# Your goal
The records should be written out in full, with nothing altered.

[Stored items from a collection]
— BEGIN —

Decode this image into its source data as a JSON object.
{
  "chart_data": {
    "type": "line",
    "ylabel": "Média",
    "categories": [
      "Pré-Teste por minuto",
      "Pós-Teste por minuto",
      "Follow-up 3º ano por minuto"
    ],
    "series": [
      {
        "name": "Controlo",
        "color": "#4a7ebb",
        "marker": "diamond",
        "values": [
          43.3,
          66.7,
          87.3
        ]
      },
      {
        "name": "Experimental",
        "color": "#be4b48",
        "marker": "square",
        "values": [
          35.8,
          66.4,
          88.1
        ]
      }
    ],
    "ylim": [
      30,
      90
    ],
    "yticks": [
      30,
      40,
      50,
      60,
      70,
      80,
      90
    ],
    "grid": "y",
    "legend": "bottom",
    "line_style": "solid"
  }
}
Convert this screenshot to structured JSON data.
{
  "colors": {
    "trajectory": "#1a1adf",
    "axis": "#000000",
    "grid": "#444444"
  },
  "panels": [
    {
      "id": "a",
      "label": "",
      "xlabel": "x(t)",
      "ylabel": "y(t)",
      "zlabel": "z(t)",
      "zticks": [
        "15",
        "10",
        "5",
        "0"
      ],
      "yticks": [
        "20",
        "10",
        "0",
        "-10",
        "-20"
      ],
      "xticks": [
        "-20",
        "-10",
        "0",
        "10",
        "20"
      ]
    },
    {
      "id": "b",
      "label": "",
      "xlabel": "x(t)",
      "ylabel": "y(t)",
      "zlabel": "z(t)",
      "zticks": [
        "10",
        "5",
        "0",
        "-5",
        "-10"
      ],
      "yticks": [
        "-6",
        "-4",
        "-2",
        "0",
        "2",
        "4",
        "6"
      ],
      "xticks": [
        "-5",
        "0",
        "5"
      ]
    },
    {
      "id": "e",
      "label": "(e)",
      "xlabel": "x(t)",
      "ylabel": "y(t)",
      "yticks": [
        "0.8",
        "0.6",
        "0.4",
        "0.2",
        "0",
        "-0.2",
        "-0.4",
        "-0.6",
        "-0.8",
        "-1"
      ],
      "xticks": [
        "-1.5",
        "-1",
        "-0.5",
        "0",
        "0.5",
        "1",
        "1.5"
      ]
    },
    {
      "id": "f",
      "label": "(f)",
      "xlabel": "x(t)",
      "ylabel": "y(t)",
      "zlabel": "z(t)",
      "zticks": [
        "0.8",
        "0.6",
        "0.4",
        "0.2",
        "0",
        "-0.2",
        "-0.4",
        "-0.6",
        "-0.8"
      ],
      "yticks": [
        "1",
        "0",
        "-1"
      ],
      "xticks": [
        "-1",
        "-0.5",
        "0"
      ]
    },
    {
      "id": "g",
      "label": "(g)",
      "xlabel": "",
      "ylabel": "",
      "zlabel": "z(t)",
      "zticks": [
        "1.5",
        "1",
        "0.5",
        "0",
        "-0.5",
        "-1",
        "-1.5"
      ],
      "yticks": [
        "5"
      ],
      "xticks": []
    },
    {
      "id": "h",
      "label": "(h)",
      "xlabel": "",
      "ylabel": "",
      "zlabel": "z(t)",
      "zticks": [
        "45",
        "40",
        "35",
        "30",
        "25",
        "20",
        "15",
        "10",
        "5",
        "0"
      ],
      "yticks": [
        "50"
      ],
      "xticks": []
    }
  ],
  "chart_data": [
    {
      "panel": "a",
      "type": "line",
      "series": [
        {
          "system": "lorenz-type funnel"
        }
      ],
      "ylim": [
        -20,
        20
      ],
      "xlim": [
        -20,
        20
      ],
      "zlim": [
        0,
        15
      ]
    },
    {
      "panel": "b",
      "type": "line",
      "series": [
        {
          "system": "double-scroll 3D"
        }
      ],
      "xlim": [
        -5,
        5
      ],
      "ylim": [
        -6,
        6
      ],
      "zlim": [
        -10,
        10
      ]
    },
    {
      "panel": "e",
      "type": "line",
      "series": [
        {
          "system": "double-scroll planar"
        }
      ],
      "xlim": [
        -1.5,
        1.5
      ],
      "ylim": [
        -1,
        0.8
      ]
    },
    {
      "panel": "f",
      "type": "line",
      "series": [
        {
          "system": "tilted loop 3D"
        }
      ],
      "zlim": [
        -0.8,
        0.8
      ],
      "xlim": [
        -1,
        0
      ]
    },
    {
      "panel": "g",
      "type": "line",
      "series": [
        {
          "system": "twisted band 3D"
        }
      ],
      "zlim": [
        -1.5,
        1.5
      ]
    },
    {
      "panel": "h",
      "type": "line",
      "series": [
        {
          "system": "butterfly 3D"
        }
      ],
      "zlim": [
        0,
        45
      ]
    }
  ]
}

— END —

# Task result
Decode this image into its source data as a JSON object.
{
  "chart_data": {
    "type": "line",
    "ylabel": "Média",
    "categories": [
      "Pré-Teste por minuto",
      "Pós-Teste por minuto",
      "Follow-up 3º ano por minuto"
    ],
    "series": [
      {
        "name": "Controlo",
        "color": "#4a7ebb",
        "marker": "diamond",
        "values": [
          43.3,
          66.7,
          87.3
        ]
      },
      {
        "name": "Experimental",
        "color": "#be4b48",
        "marker": "square",
        "values": [
          35.8,
          66.4,
          88.1
        ]
      }
    ],
    "ylim": [
      30,
      90
    ],
    "yticks": [
      30,
      40,
      50,
      60,
      70,
      80,
      90
    ],
    "grid": "y",
    "legend": "bottom",
    "line_style": "solid"
  }
}
Convert this screenshot to structured JSON data.
{
  "colors": {
    "trajectory": "#1a1adf",
    "axis": "#000000",
    "grid": "#444444"
  },
  "panels": [
    {
      "id": "a",
      "label": "",
      "xlabel": "x(t)",
      "ylabel": "y(t)",
      "zlabel": "z(t)",
      "zticks": [
        "15",
        "10",
        "5",
        "0"
      ],
      "yticks": [
        "20",
        "10",
        "0",
        "-10",
        "-20"
      ],
      "xticks": [
        "-20",
        "-10",
        "0",
        "10",
        "20"
      ]
    },
    {
      "id": "b",
      "label": "",
      "xlabel": "x(t)",
      "ylabel": "y(t)",
      "zlabel": "z(t)",
      "zticks": [
        "10",
        "5",
        "0",
        "-5",
        "-10"
      ],
      "yticks": [
        "-6",
        "-4",
        "-2",
        "0",
        "2",
        "4",
        "6"
      ],
      "xticks": [
        "-5",
        "0",
        "5"
      ]
    },
    {
      "id": "e",
      "label": "(e)",
      "xlabel": "x(t)",
      "ylabel": "y(t)",
      "yticks": [
        "0.8",
        "0.6",
        "0.4",
        "0.2",
        "0",
        "-0.2",
        "-0.4",
        "-0.6",
        "-0.8",
        "-1"
      ],
      "xticks": [
        "-1.5",
        "-1",
        "-0.5",
        "0",
        "0.5",
        "1",
        "1.5"
      ]
    },
    {
      "id": "f",
      "label": "(f)",
      "xlabel": "x(t)",
      "ylabel": "y(t)",
      "zlabel": "z(t)",
      "zticks": [
        "0.8",
        "0.6",
        "0.4",
        "0.2",
        "0",
        "-0.2",
        "-0.4",
        "-0.6",
        "-0.8"
      ],
      "yticks": [
        "1",
        "0",
        "-1"
      ],
      "xticks": [
        "-1",
        "-0.5",
        "0"
      ]
    },
    {
      "id": "g",
      "label": "(g)",
      "xlabel": "",
      "ylabel": "",
      "zlabel": "z(t)",
      "zticks": [
        "1.5",
        "1",
        "0.5",
        "0",
        "-0.5",
        "-1",
        "-1.5"
      ],
      "yticks": [
        "5"
      ],
      "xticks": []
    },
    {
      "id": "h",
      "label": "(h)",
      "xlabel": "",
      "ylabel": "",
      "zlabel": "z(t)",
      "zticks": [
        "45",
        "40",
        "35",
        "30",
        "25",
        "20",
        "15",
        "10",
        "5",
        "0"
      ],
      "yticks": [
        "50"
      ],
      "xticks": []
    }
  ],
  "chart_data": [
    {
      "panel": "a",
      "type": "line",
      "series": [
        {
          "system": "lorenz-type funnel"
        }
      ],
      "ylim": [
        -20,
        20
      ],
      "xlim": [
        -20,
        20
      ],
      "zlim": [
        0,
        15
      ]
    },
    {
      "panel": "b",
      "type": "line",
      "series": [
        {
          "system": "double-scroll 3D"
        }
      ],
      "xlim": [
        -5,
        5
      ],
      "ylim": [
        -6,
        6
      ],
      "zlim": [
        -10,
        10
      ]
    },
    {
      "panel": "e",
      "type": "line",
      "series": [
        {
          "system": "double-scroll planar"
        }
      ],
      "xlim": [
        -1.5,
        1.5
      ],
      "ylim": [
        -1,
        0.8
      ]
    },
    {
      "panel": "f",
      "type": "line",
      "series": [
        {
          "system": "tilted loop 3D"
        }
      ],
      "zlim": [
        -0.8,
        0.8
      ],
      "xlim": [
        -1,
        0
      ]
    },
    {
      "panel": "g",
      "type": "line",
      "series": [
        {
          "system": "twisted band 3D"
        }
      ],
      "zlim": [
        -1.5,
        1.5
      ]
    },
    {
      "panel": "h",
      "type": "line",
      "series": [
        {
          "system": "butterfly 3D"
        }
      ],
      "zlim": [
        0,
        45
      ]
    }
  ]
}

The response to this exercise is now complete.